## Work to do
Below is a listing to write out in full, exactly as given, without its pictures.

## Record excerpts
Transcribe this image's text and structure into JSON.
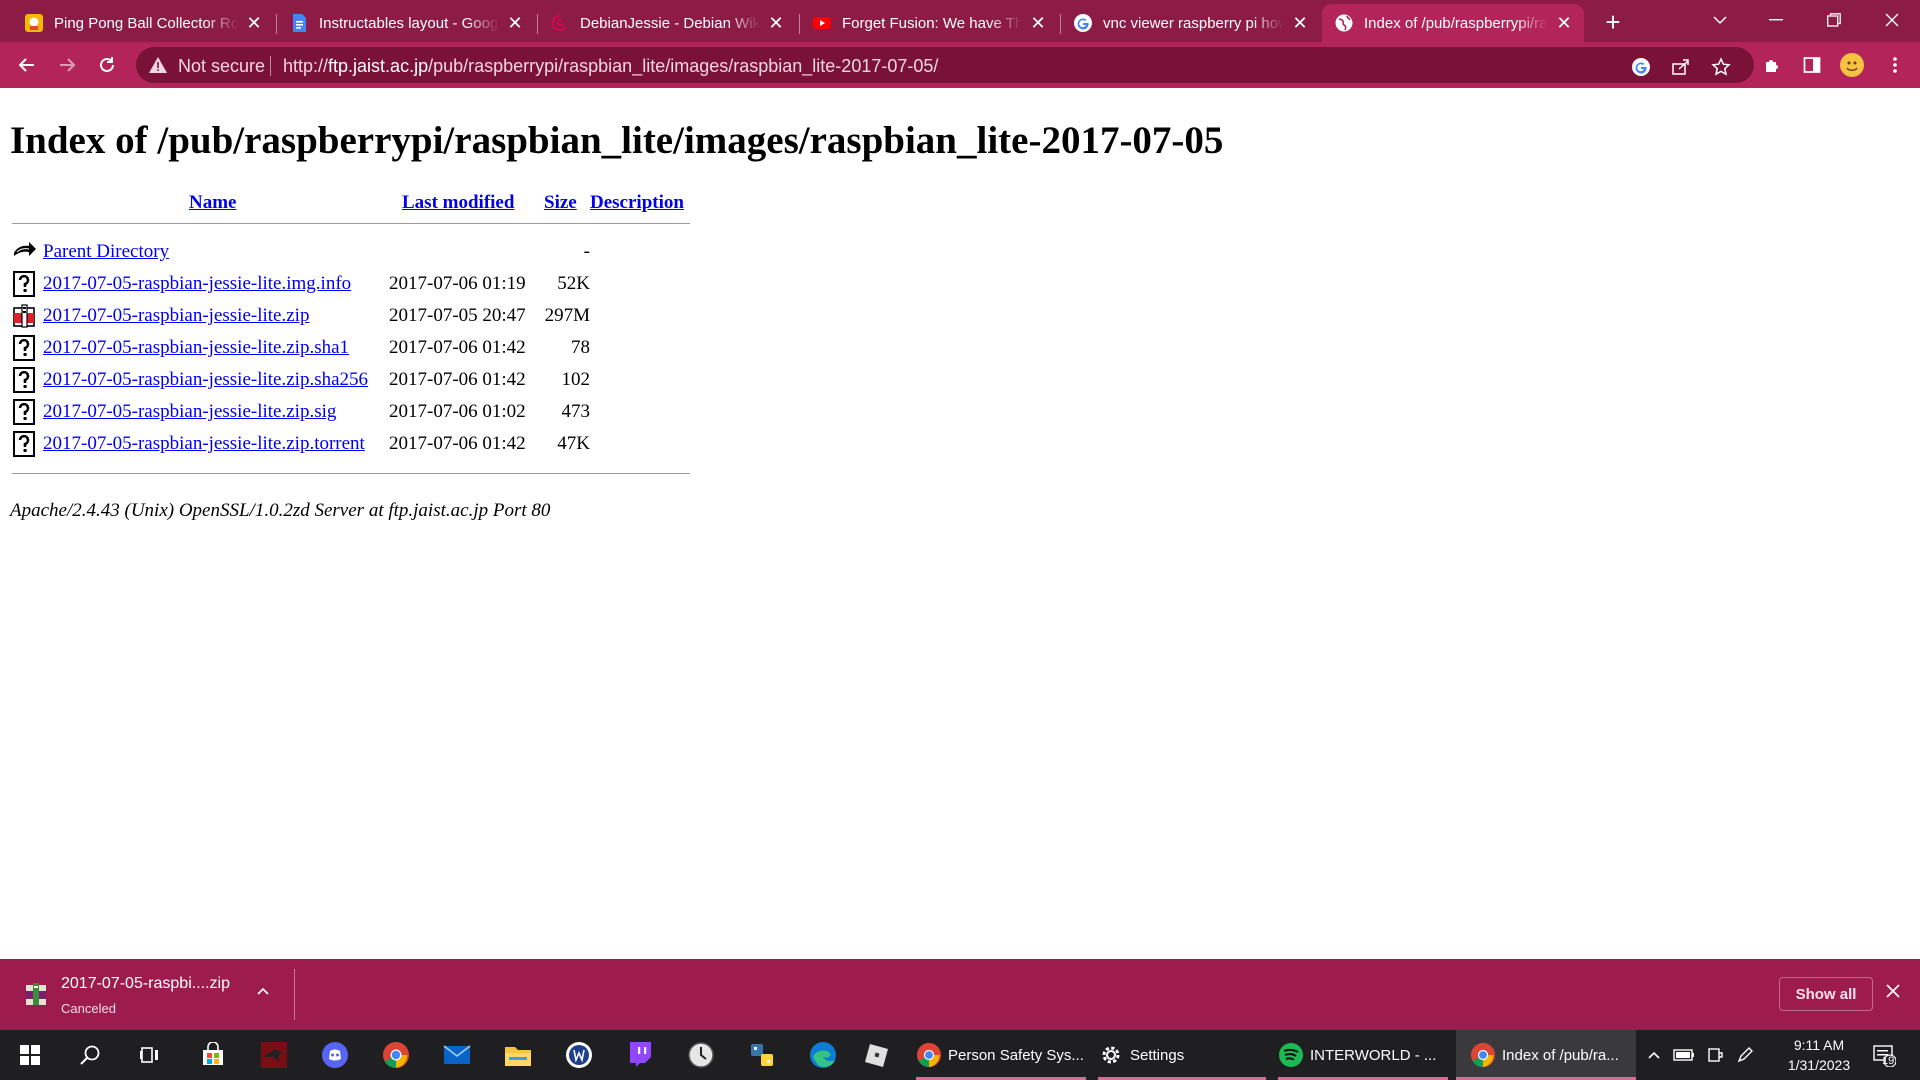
{
  "browser": {
    "tabs": [
      {
        "title": "Ping Pong Ball Collector Robot",
        "favicon": "instructables-icon",
        "active": false
      },
      {
        "title": "Instructables layout - Google Docs",
        "favicon": "google-docs-icon",
        "active": false
      },
      {
        "title": "DebianJessie - Debian Wiki",
        "favicon": "debian-icon",
        "active": false
      },
      {
        "title": "Forget Fusion: We have The",
        "favicon": "youtube-icon",
        "active": false
      },
      {
        "title": "vnc viewer raspberry pi how",
        "favicon": "google-icon",
        "active": false
      },
      {
        "title": "Index of /pub/raspberrypi/ra",
        "favicon": "globe-icon",
        "active": true
      }
    ],
    "security_label": "Not secure",
    "url_prefix": "http://",
    "url_host": "ftp.jaist.ac.jp",
    "url_path": "/pub/raspberrypi/raspbian_lite/images/raspbian_lite-2017-07-05/",
    "theme_color": "#b3255a"
  },
  "page": {
    "title": "Index of /pub/raspberrypi/raspbian_lite/images/raspbian_lite-2017-07-05",
    "columns": {
      "name": "Name",
      "modified": "Last modified",
      "size": "Size",
      "description": "Description"
    },
    "rows": [
      {
        "icon": "back-arrow-icon",
        "name": "Parent Directory",
        "modified": "",
        "size": "-"
      },
      {
        "icon": "unknown-file-icon",
        "name": "2017-07-05-raspbian-jessie-lite.img.info",
        "modified": "2017-07-06 01:19",
        "size": "52K"
      },
      {
        "icon": "compressed-file-icon",
        "name": "2017-07-05-raspbian-jessie-lite.zip",
        "modified": "2017-07-05 20:47",
        "size": "297M"
      },
      {
        "icon": "unknown-file-icon",
        "name": "2017-07-05-raspbian-jessie-lite.zip.sha1",
        "modified": "2017-07-06 01:42",
        "size": "78"
      },
      {
        "icon": "unknown-file-icon",
        "name": "2017-07-05-raspbian-jessie-lite.zip.sha256",
        "modified": "2017-07-06 01:42",
        "size": "102"
      },
      {
        "icon": "unknown-file-icon",
        "name": "2017-07-05-raspbian-jessie-lite.zip.sig",
        "modified": "2017-07-06 01:02",
        "size": "473"
      },
      {
        "icon": "unknown-file-icon",
        "name": "2017-07-05-raspbian-jessie-lite.zip.torrent",
        "modified": "2017-07-06 01:42",
        "size": "47K"
      }
    ],
    "server_signature": "Apache/2.4.43 (Unix) OpenSSL/1.0.2zd Server at ftp.jaist.ac.jp Port 80"
  },
  "downloads": {
    "file_name": "2017-07-05-raspbi....zip",
    "status": "Canceled",
    "show_all_label": "Show all"
  },
  "taskbar": {
    "apps": [
      {
        "label": "Person Safety Sys...",
        "icon": "chrome-icon"
      },
      {
        "label": "Settings",
        "icon": "settings-gear-icon"
      },
      {
        "label": "INTERWORLD - ...",
        "icon": "spotify-icon"
      },
      {
        "label": "Index of /pub/ra...",
        "icon": "chrome-icon"
      }
    ],
    "time": "9:11 AM",
    "date": "1/31/2023",
    "notification_count": "19"
  }
}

## Output of the exercise
Transcribe this image's text and structure into JSON.
{
  "browser": {
    "tabs": [
      {
        "title": "Ping Pong Ball Collector Robot",
        "favicon": "instructables-icon",
        "active": false
      },
      {
        "title": "Instructables layout - Google Docs",
        "favicon": "google-docs-icon",
        "active": false
      },
      {
        "title": "DebianJessie - Debian Wiki",
        "favicon": "debian-icon",
        "active": false
      },
      {
        "title": "Forget Fusion: We have The",
        "favicon": "youtube-icon",
        "active": false
      },
      {
        "title": "vnc viewer raspberry pi how",
        "favicon": "google-icon",
        "active": false
      },
      {
        "title": "Index of /pub/raspberrypi/ra",
        "favicon": "globe-icon",
        "active": true
      }
    ],
    "security_label": "Not secure",
    "url_prefix": "http://",
    "url_host": "ftp.jaist.ac.jp",
    "url_path": "/pub/raspberrypi/raspbian_lite/images/raspbian_lite-2017-07-05/",
    "theme_color": "#b3255a"
  },
  "page": {
    "title": "Index of /pub/raspberrypi/raspbian_lite/images/raspbian_lite-2017-07-05",
    "columns": {
      "name": "Name",
      "modified": "Last modified",
      "size": "Size",
      "description": "Description"
    },
    "rows": [
      {
        "icon": "back-arrow-icon",
        "name": "Parent Directory",
        "modified": "",
        "size": "-"
      },
      {
        "icon": "unknown-file-icon",
        "name": "2017-07-05-raspbian-jessie-lite.img.info",
        "modified": "2017-07-06 01:19",
        "size": "52K"
      },
      {
        "icon": "compressed-file-icon",
        "name": "2017-07-05-raspbian-jessie-lite.zip",
        "modified": "2017-07-05 20:47",
        "size": "297M"
      },
      {
        "icon": "unknown-file-icon",
        "name": "2017-07-05-raspbian-jessie-lite.zip.sha1",
        "modified": "2017-07-06 01:42",
        "size": "78"
      },
      {
        "icon": "unknown-file-icon",
        "name": "2017-07-05-raspbian-jessie-lite.zip.sha256",
        "modified": "2017-07-06 01:42",
        "size": "102"
      },
      {
        "icon": "unknown-file-icon",
        "name": "2017-07-05-raspbian-jessie-lite.zip.sig",
        "modified": "2017-07-06 01:02",
        "size": "473"
      },
      {
        "icon": "unknown-file-icon",
        "name": "2017-07-05-raspbian-jessie-lite.zip.torrent",
        "modified": "2017-07-06 01:42",
        "size": "47K"
      }
    ],
    "server_signature": "Apache/2.4.43 (Unix) OpenSSL/1.0.2zd Server at ftp.jaist.ac.jp Port 80"
  },
  "downloads": {
    "file_name": "2017-07-05-raspbi....zip",
    "status": "Canceled",
    "show_all_label": "Show all"
  },
  "taskbar": {
    "apps": [
      {
        "label": "Person Safety Sys...",
        "icon": "chrome-icon"
      },
      {
        "label": "Settings",
        "icon": "settings-gear-icon"
      },
      {
        "label": "INTERWORLD - ...",
        "icon": "spotify-icon"
      },
      {
        "label": "Index of /pub/ra...",
        "icon": "chrome-icon"
      }
    ],
    "time": "9:11 AM",
    "date": "1/31/2023",
    "notification_count": "19"
  }
}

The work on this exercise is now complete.